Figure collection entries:
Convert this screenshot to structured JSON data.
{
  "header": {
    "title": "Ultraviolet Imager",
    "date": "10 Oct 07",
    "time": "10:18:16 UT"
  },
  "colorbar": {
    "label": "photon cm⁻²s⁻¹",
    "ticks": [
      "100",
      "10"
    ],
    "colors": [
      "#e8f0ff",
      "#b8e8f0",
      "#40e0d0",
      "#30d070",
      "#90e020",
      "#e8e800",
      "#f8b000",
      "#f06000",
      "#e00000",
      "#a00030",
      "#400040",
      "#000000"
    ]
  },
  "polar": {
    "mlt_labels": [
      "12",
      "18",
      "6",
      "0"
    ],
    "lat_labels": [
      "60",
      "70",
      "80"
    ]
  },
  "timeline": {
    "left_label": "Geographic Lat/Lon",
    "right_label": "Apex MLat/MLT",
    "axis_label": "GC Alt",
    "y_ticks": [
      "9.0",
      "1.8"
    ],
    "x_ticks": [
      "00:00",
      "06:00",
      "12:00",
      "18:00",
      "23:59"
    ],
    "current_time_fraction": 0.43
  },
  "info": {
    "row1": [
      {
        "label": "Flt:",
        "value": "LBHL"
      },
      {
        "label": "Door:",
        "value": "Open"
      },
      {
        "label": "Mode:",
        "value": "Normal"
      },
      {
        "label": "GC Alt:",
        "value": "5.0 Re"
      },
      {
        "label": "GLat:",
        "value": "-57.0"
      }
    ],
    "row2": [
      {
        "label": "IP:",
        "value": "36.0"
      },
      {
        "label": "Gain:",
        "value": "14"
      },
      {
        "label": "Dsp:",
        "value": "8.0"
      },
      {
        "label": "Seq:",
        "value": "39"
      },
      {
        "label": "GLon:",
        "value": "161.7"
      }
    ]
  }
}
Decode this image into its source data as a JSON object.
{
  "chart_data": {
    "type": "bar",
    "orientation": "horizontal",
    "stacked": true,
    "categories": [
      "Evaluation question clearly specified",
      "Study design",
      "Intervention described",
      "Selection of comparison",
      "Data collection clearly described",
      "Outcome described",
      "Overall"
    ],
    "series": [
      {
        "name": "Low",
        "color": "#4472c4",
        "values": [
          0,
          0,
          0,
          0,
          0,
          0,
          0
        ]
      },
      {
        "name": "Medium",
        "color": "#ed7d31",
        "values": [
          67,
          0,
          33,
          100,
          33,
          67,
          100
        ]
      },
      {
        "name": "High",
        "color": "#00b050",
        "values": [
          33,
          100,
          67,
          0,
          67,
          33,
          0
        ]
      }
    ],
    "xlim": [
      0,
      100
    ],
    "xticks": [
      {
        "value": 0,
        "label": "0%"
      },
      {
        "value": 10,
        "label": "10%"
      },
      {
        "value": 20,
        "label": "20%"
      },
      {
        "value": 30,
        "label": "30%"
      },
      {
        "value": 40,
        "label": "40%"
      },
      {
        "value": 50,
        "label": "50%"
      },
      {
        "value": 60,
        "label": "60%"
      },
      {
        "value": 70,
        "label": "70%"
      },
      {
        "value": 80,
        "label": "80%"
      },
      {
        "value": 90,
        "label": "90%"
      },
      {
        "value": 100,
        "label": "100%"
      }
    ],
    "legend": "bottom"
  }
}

GOAL
Look for "JSON" and pull out every line that has it.

COMPLETE OUTPUT
Convert this screenshot to structured JSON data.
Decode this image into its source data as a JSON object.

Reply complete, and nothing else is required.